-- Start of Data for processing --

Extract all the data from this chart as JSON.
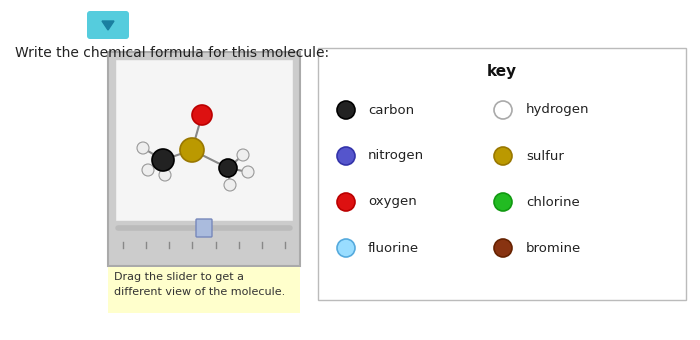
{
  "bg_color": "#ffffff",
  "title_text": "Write the chemical formula for this molecule:",
  "title_fontsize": 10,
  "key_title": "key",
  "key_title_fontsize": 11,
  "key_items_left": [
    {
      "label": "carbon",
      "color": "#222222",
      "edge": "#000000"
    },
    {
      "label": "nitrogen",
      "color": "#5555cc",
      "edge": "#3333aa"
    },
    {
      "label": "oxygen",
      "color": "#dd1111",
      "edge": "#bb0000"
    },
    {
      "label": "fluorine",
      "color": "#99ddff",
      "edge": "#55aadd"
    }
  ],
  "key_items_right": [
    {
      "label": "hydrogen",
      "color": "#ffffff",
      "edge": "#aaaaaa"
    },
    {
      "label": "sulfur",
      "color": "#bb9900",
      "edge": "#997700"
    },
    {
      "label": "chlorine",
      "color": "#22bb22",
      "edge": "#119911"
    },
    {
      "label": "bromine",
      "color": "#883311",
      "edge": "#662200"
    }
  ],
  "slider_note": "Drag the slider to get a\ndifferent view of the molecule.",
  "slider_note_bg": "#ffffcc",
  "molecule_box_color": "#cccccc",
  "molecule_inner_color": "#f5f5f5",
  "dropdown_color": "#55ccdd",
  "dropdown_arrow_color": "#1a7fa0"
}
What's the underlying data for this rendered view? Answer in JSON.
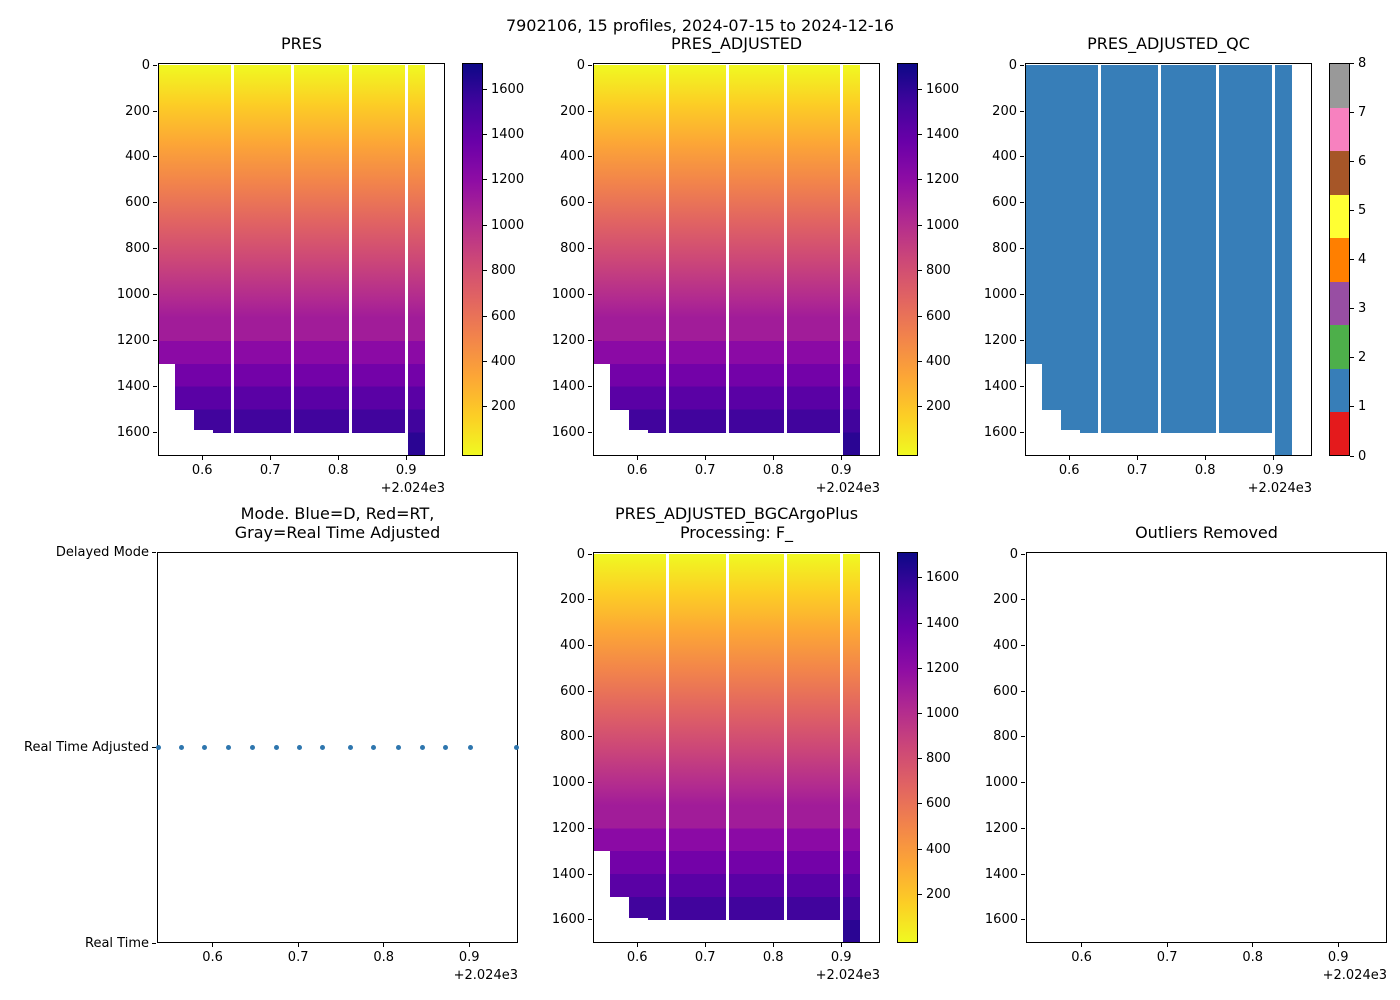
{
  "figure_title": "7902106, 15 profiles, 2024-07-15 to 2024-12-16",
  "shared": {
    "x_tick_labels": [
      "0.6",
      "0.7",
      "0.8",
      "0.9"
    ],
    "x_tick_values": [
      2024.6,
      2024.7,
      2024.8,
      2024.9
    ],
    "x_offset_label": "+2.024e3",
    "xlim": [
      2024.535,
      2024.957
    ],
    "depth_tick_labels": [
      "0",
      "200",
      "400",
      "600",
      "800",
      "1000",
      "1200",
      "1400",
      "1600"
    ],
    "depth_tick_values": [
      0,
      200,
      400,
      600,
      800,
      1000,
      1200,
      1400,
      1600
    ],
    "depth_range": [
      0,
      1700
    ],
    "profile_count": 15,
    "profile_times": [
      2024.537,
      2024.564,
      2024.591,
      2024.618,
      2024.647,
      2024.675,
      2024.702,
      2024.729,
      2024.761,
      2024.788,
      2024.817,
      2024.845,
      2024.872,
      2024.902,
      2024.955
    ],
    "segments": [
      {
        "t0": 2024.535,
        "t1": 2024.56,
        "max_depth": 1300
      },
      {
        "t0": 2024.56,
        "t1": 2024.588,
        "max_depth": 1500
      },
      {
        "t0": 2024.588,
        "t1": 2024.616,
        "max_depth": 1590
      },
      {
        "t0": 2024.616,
        "t1": 2024.642,
        "max_depth": 1600
      },
      {
        "t0": 2024.647,
        "t1": 2024.731,
        "max_depth": 1600
      },
      {
        "t0": 2024.735,
        "t1": 2024.816,
        "max_depth": 1600
      },
      {
        "t0": 2024.82,
        "t1": 2024.898,
        "max_depth": 1600
      },
      {
        "t0": 2024.903,
        "t1": 2024.928,
        "max_depth": 1700
      }
    ]
  },
  "colors": {
    "plasma_r_stops": [
      "#f0f921",
      "#fcce25",
      "#fca636",
      "#f2844b",
      "#e16462",
      "#cc4778",
      "#b12a90",
      "#8f0da4",
      "#6a00a8",
      "#41049d",
      "#0d0887"
    ],
    "depth_bands": [
      {
        "from": 1100,
        "to": 1200,
        "color": "#a11c99"
      },
      {
        "from": 1200,
        "to": 1300,
        "color": "#8b0aa5"
      },
      {
        "from": 1300,
        "to": 1400,
        "color": "#7302a8"
      },
      {
        "from": 1400,
        "to": 1500,
        "color": "#5a01a5"
      },
      {
        "from": 1500,
        "to": 1600,
        "color": "#41049d"
      },
      {
        "from": 1600,
        "to": 1700,
        "color": "#2a0593"
      }
    ],
    "qc_palette": [
      "#e41a1c",
      "#377eb8",
      "#4daf4a",
      "#984ea3",
      "#ff7f00",
      "#ffff33",
      "#a65628",
      "#f781bf",
      "#999999"
    ],
    "qc_fill": "#377eb8",
    "mode_dot": "#2e76ae",
    "spine": "#000000",
    "background": "#ffffff"
  },
  "chart_data": [
    {
      "id": "pres",
      "type": "heatmap",
      "title": "PRES",
      "cmap": "plasma_r",
      "value_equals_depth": true,
      "value_range": [
        0,
        1700
      ],
      "colorbar_ticks": [
        200,
        400,
        600,
        800,
        1000,
        1200,
        1400,
        1600
      ]
    },
    {
      "id": "pres-adjusted",
      "type": "heatmap",
      "title": "PRES_ADJUSTED",
      "cmap": "plasma_r",
      "value_equals_depth": true,
      "value_range": [
        0,
        1700
      ],
      "colorbar_ticks": [
        200,
        400,
        600,
        800,
        1000,
        1200,
        1400,
        1600
      ]
    },
    {
      "id": "pres-adjusted-qc",
      "type": "heatmap",
      "title": "PRES_ADJUSTED_QC",
      "cmap": "qc_discrete",
      "uniform_qc_value": 1,
      "colorbar_ticks": [
        0,
        1,
        2,
        3,
        4,
        5,
        6,
        7,
        8
      ]
    },
    {
      "id": "mode",
      "type": "scatter",
      "title_lines": [
        "Mode. Blue=D, Red=RT,",
        "Gray=Real Time Adjusted"
      ],
      "y_categories": [
        "Delayed Mode",
        "Real Time Adjusted",
        "Real Time"
      ],
      "points_y_category": "Real Time Adjusted"
    },
    {
      "id": "bgc-processing",
      "type": "heatmap",
      "title_lines": [
        "PRES_ADJUSTED_BGCArgoPlus",
        "Processing: F_"
      ],
      "cmap": "plasma_r",
      "value_equals_depth": true,
      "value_range": [
        0,
        1700
      ],
      "colorbar_ticks": [
        200,
        400,
        600,
        800,
        1000,
        1200,
        1400,
        1600
      ]
    },
    {
      "id": "outliers-removed",
      "type": "empty",
      "title": "Outliers Removed"
    }
  ]
}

-- End of Data for processing --

_Requirement_.
Write the records out again in full, exactly, and skip every picture.

_The answer_.
Extract all the data from this chart as JSON.
{
  "bg_color": "#ffffff",
  "title_text": "Write the chemical formula for this molecule:",
  "title_fontsize": 10,
  "key_title": "key",
  "key_title_fontsize": 11,
  "key_items_left": [
    {
      "label": "carbon",
      "color": "#222222",
      "edge": "#000000"
    },
    {
      "label": "nitrogen",
      "color": "#5555cc",
      "edge": "#3333aa"
    },
    {
      "label": "oxygen",
      "color": "#dd1111",
      "edge": "#bb0000"
    },
    {
      "label": "fluorine",
      "color": "#99ddff",
      "edge": "#55aadd"
    }
  ],
  "key_items_right": [
    {
      "label": "hydrogen",
      "color": "#ffffff",
      "edge": "#aaaaaa"
    },
    {
      "label": "sulfur",
      "color": "#bb9900",
      "edge": "#997700"
    },
    {
      "label": "chlorine",
      "color": "#22bb22",
      "edge": "#119911"
    },
    {
      "label": "bromine",
      "color": "#883311",
      "edge": "#662200"
    }
  ],
  "slider_note": "Drag the slider to get a\ndifferent view of the molecule.",
  "slider_note_bg": "#ffffcc",
  "molecule_box_color": "#cccccc",
  "molecule_inner_color": "#f5f5f5",
  "dropdown_color": "#55ccdd",
  "dropdown_arrow_color": "#1a7fa0"
}
What's the underlying data for this rendered view? Answer in JSON.
{
  "figure_title": "7902106, 15 profiles, 2024-07-15 to 2024-12-16",
  "shared": {
    "x_tick_labels": [
      "0.6",
      "0.7",
      "0.8",
      "0.9"
    ],
    "x_tick_values": [
      2024.6,
      2024.7,
      2024.8,
      2024.9
    ],
    "x_offset_label": "+2.024e3",
    "xlim": [
      2024.535,
      2024.957
    ],
    "depth_tick_labels": [
      "0",
      "200",
      "400",
      "600",
      "800",
      "1000",
      "1200",
      "1400",
      "1600"
    ],
    "depth_tick_values": [
      0,
      200,
      400,
      600,
      800,
      1000,
      1200,
      1400,
      1600
    ],
    "depth_range": [
      0,
      1700
    ],
    "profile_count": 15,
    "profile_times": [
      2024.537,
      2024.564,
      2024.591,
      2024.618,
      2024.647,
      2024.675,
      2024.702,
      2024.729,
      2024.761,
      2024.788,
      2024.817,
      2024.845,
      2024.872,
      2024.902,
      2024.955
    ],
    "segments": [
      {
        "t0": 2024.535,
        "t1": 2024.56,
        "max_depth": 1300
      },
      {
        "t0": 2024.56,
        "t1": 2024.588,
        "max_depth": 1500
      },
      {
        "t0": 2024.588,
        "t1": 2024.616,
        "max_depth": 1590
      },
      {
        "t0": 2024.616,
        "t1": 2024.642,
        "max_depth": 1600
      },
      {
        "t0": 2024.647,
        "t1": 2024.731,
        "max_depth": 1600
      },
      {
        "t0": 2024.735,
        "t1": 2024.816,
        "max_depth": 1600
      },
      {
        "t0": 2024.82,
        "t1": 2024.898,
        "max_depth": 1600
      },
      {
        "t0": 2024.903,
        "t1": 2024.928,
        "max_depth": 1700
      }
    ]
  },
  "colors": {
    "plasma_r_stops": [
      "#f0f921",
      "#fcce25",
      "#fca636",
      "#f2844b",
      "#e16462",
      "#cc4778",
      "#b12a90",
      "#8f0da4",
      "#6a00a8",
      "#41049d",
      "#0d0887"
    ],
    "depth_bands": [
      {
        "from": 1100,
        "to": 1200,
        "color": "#a11c99"
      },
      {
        "from": 1200,
        "to": 1300,
        "color": "#8b0aa5"
      },
      {
        "from": 1300,
        "to": 1400,
        "color": "#7302a8"
      },
      {
        "from": 1400,
        "to": 1500,
        "color": "#5a01a5"
      },
      {
        "from": 1500,
        "to": 1600,
        "color": "#41049d"
      },
      {
        "from": 1600,
        "to": 1700,
        "color": "#2a0593"
      }
    ],
    "qc_palette": [
      "#e41a1c",
      "#377eb8",
      "#4daf4a",
      "#984ea3",
      "#ff7f00",
      "#ffff33",
      "#a65628",
      "#f781bf",
      "#999999"
    ],
    "qc_fill": "#377eb8",
    "mode_dot": "#2e76ae",
    "spine": "#000000",
    "background": "#ffffff"
  },
  "chart_data": [
    {
      "id": "pres",
      "type": "heatmap",
      "title": "PRES",
      "cmap": "plasma_r",
      "value_equals_depth": true,
      "value_range": [
        0,
        1700
      ],
      "colorbar_ticks": [
        200,
        400,
        600,
        800,
        1000,
        1200,
        1400,
        1600
      ]
    },
    {
      "id": "pres-adjusted",
      "type": "heatmap",
      "title": "PRES_ADJUSTED",
      "cmap": "plasma_r",
      "value_equals_depth": true,
      "value_range": [
        0,
        1700
      ],
      "colorbar_ticks": [
        200,
        400,
        600,
        800,
        1000,
        1200,
        1400,
        1600
      ]
    },
    {
      "id": "pres-adjusted-qc",
      "type": "heatmap",
      "title": "PRES_ADJUSTED_QC",
      "cmap": "qc_discrete",
      "uniform_qc_value": 1,
      "colorbar_ticks": [
        0,
        1,
        2,
        3,
        4,
        5,
        6,
        7,
        8
      ]
    },
    {
      "id": "mode",
      "type": "scatter",
      "title_lines": [
        "Mode. Blue=D, Red=RT,",
        "Gray=Real Time Adjusted"
      ],
      "y_categories": [
        "Delayed Mode",
        "Real Time Adjusted",
        "Real Time"
      ],
      "points_y_category": "Real Time Adjusted"
    },
    {
      "id": "bgc-processing",
      "type": "heatmap",
      "title_lines": [
        "PRES_ADJUSTED_BGCArgoPlus",
        "Processing: F_"
      ],
      "cmap": "plasma_r",
      "value_equals_depth": true,
      "value_range": [
        0,
        1700
      ],
      "colorbar_ticks": [
        200,
        400,
        600,
        800,
        1000,
        1200,
        1400,
        1600
      ]
    },
    {
      "id": "outliers-removed",
      "type": "empty",
      "title": "Outliers Removed"
    }
  ]
}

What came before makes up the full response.